::: Exercise material
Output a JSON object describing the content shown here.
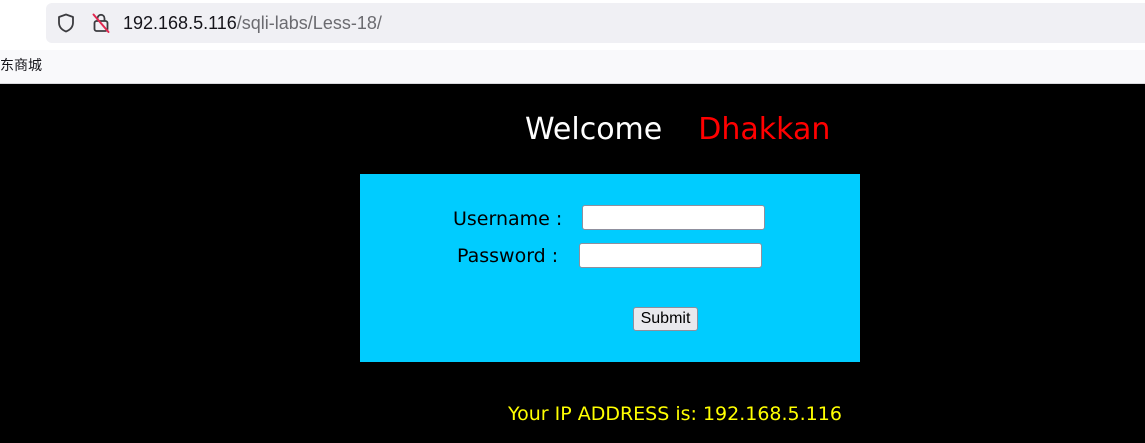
{
  "browser": {
    "url_host": "192.168.5.116",
    "url_path": "/sqli-labs/Less-18/",
    "bookmark": "东商城"
  },
  "page": {
    "welcome": "Welcome",
    "name": "Dhakkan",
    "form": {
      "username_label": "Username :",
      "password_label": "Password :",
      "username_value": "",
      "password_value": "",
      "submit_label": "Submit"
    },
    "ip_text": "Your IP ADDRESS is: 192.168.5.116"
  },
  "colors": {
    "page_background": "#000000",
    "form_background": "#00ccff",
    "welcome_text": "#ffffff",
    "name_text": "#ff0000",
    "ip_text": "#ffff00"
  },
  "icons": [
    "shield-icon",
    "insecure-lock-icon"
  ]
}
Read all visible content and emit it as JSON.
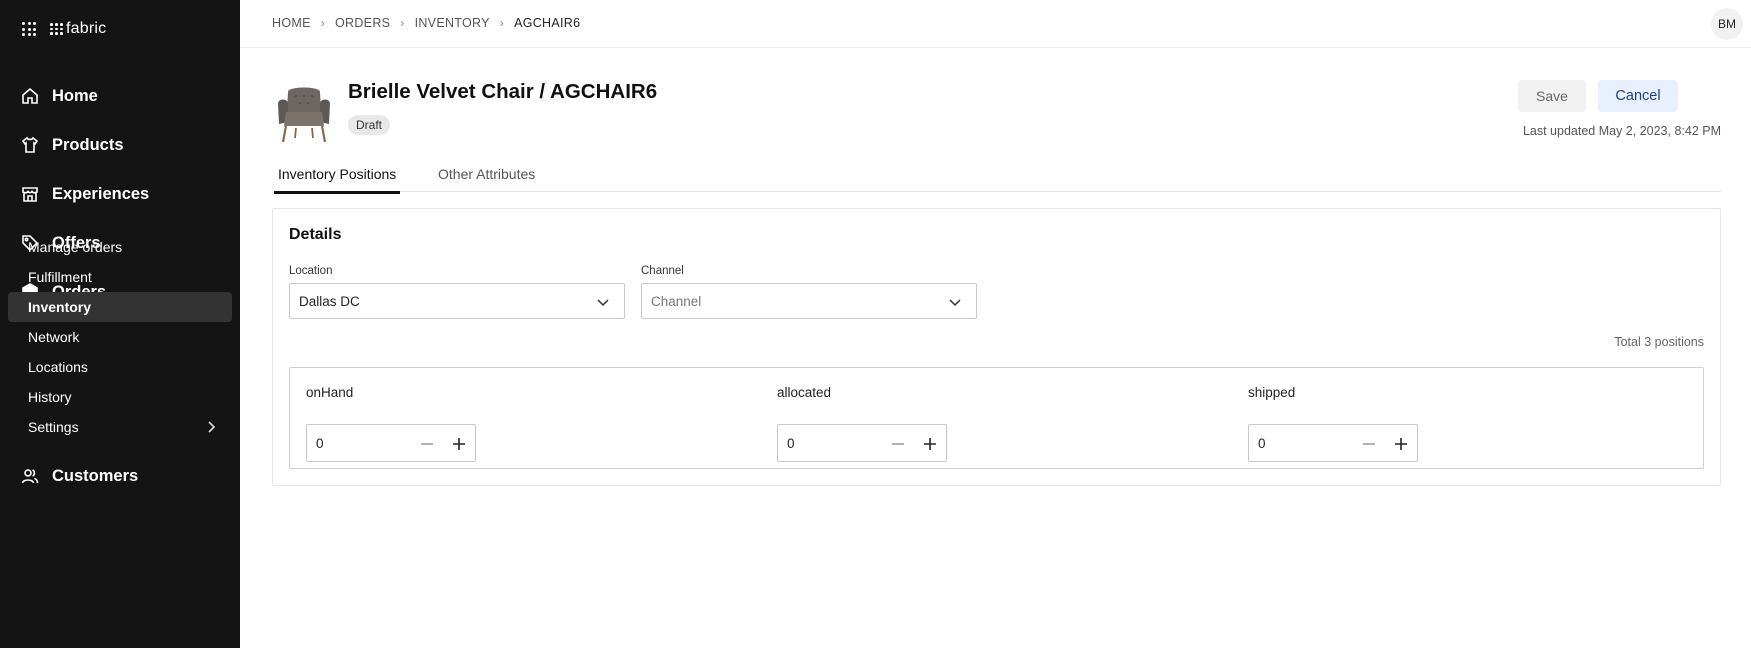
{
  "brand": {
    "logo_text": "fabric"
  },
  "sidebar": {
    "primary": [
      {
        "label": "Home",
        "icon": "home-icon"
      },
      {
        "label": "Products",
        "icon": "shirt-icon"
      },
      {
        "label": "Experiences",
        "icon": "storefront-icon"
      },
      {
        "label": "Offers",
        "icon": "tag-icon"
      },
      {
        "label": "Orders",
        "icon": "box-icon"
      }
    ],
    "orders_items": [
      {
        "label": "Manage orders"
      },
      {
        "label": "Fulfillment"
      },
      {
        "label": "Inventory",
        "active": true
      },
      {
        "label": "Network"
      },
      {
        "label": "Locations"
      },
      {
        "label": "History"
      },
      {
        "label": "Settings"
      }
    ],
    "customers": {
      "label": "Customers",
      "icon": "users-icon"
    }
  },
  "breadcrumb": [
    "HOME",
    "ORDERS",
    "INVENTORY",
    "AGCHAIR6"
  ],
  "user": {
    "initials": "BM"
  },
  "header": {
    "title": "Brielle Velvet Chair / AGCHAIR6",
    "status": "Draft",
    "save_label": "Save",
    "cancel_label": "Cancel",
    "last_updated": "Last updated May 2, 2023, 8:42 PM"
  },
  "tabs": [
    {
      "label": "Inventory Positions",
      "active": true
    },
    {
      "label": "Other Attributes",
      "active": false
    }
  ],
  "details": {
    "title": "Details",
    "location": {
      "label": "Location",
      "value": "Dallas DC"
    },
    "channel": {
      "label": "Channel",
      "placeholder": "Channel"
    },
    "total": "Total 3 positions",
    "positions": [
      {
        "label": "onHand",
        "value": "0"
      },
      {
        "label": "allocated",
        "value": "0"
      },
      {
        "label": "shipped",
        "value": "0"
      }
    ]
  },
  "colors": {
    "sidebar_bg": "#141414",
    "active_item_bg": "#333333",
    "cancel_bg": "#e8f0fe",
    "cancel_text": "#1a3e8c"
  }
}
::::::
• _Brief_: Restate the listing above word for word, and skip the pictures.

• _Exercise solution_:
Output a JSON object describing the content shown here.
{
  "browser": {
    "url_host": "192.168.5.116",
    "url_path": "/sqli-labs/Less-18/",
    "bookmark": "东商城"
  },
  "page": {
    "welcome": "Welcome",
    "name": "Dhakkan",
    "form": {
      "username_label": "Username :",
      "password_label": "Password :",
      "username_value": "",
      "password_value": "",
      "submit_label": "Submit"
    },
    "ip_text": "Your IP ADDRESS is: 192.168.5.116"
  },
  "colors": {
    "page_background": "#000000",
    "form_background": "#00ccff",
    "welcome_text": "#ffffff",
    "name_text": "#ff0000",
    "ip_text": "#ffff00"
  },
  "icons": [
    "shield-icon",
    "insecure-lock-icon"
  ]
}
Read all visible content and emit it as JSON.
{
  "brand": {
    "logo_text": "fabric"
  },
  "sidebar": {
    "primary": [
      {
        "label": "Home",
        "icon": "home-icon"
      },
      {
        "label": "Products",
        "icon": "shirt-icon"
      },
      {
        "label": "Experiences",
        "icon": "storefront-icon"
      },
      {
        "label": "Offers",
        "icon": "tag-icon"
      },
      {
        "label": "Orders",
        "icon": "box-icon"
      }
    ],
    "orders_items": [
      {
        "label": "Manage orders"
      },
      {
        "label": "Fulfillment"
      },
      {
        "label": "Inventory",
        "active": true
      },
      {
        "label": "Network"
      },
      {
        "label": "Locations"
      },
      {
        "label": "History"
      },
      {
        "label": "Settings"
      }
    ],
    "customers": {
      "label": "Customers",
      "icon": "users-icon"
    }
  },
  "breadcrumb": [
    "HOME",
    "ORDERS",
    "INVENTORY",
    "AGCHAIR6"
  ],
  "user": {
    "initials": "BM"
  },
  "header": {
    "title": "Brielle Velvet Chair / AGCHAIR6",
    "status": "Draft",
    "save_label": "Save",
    "cancel_label": "Cancel",
    "last_updated": "Last updated May 2, 2023, 8:42 PM"
  },
  "tabs": [
    {
      "label": "Inventory Positions",
      "active": true
    },
    {
      "label": "Other Attributes",
      "active": false
    }
  ],
  "details": {
    "title": "Details",
    "location": {
      "label": "Location",
      "value": "Dallas DC"
    },
    "channel": {
      "label": "Channel",
      "placeholder": "Channel"
    },
    "total": "Total 3 positions",
    "positions": [
      {
        "label": "onHand",
        "value": "0"
      },
      {
        "label": "allocated",
        "value": "0"
      },
      {
        "label": "shipped",
        "value": "0"
      }
    ]
  },
  "colors": {
    "sidebar_bg": "#141414",
    "active_item_bg": "#333333",
    "cancel_bg": "#e8f0fe",
    "cancel_text": "#1a3e8c"
  }
}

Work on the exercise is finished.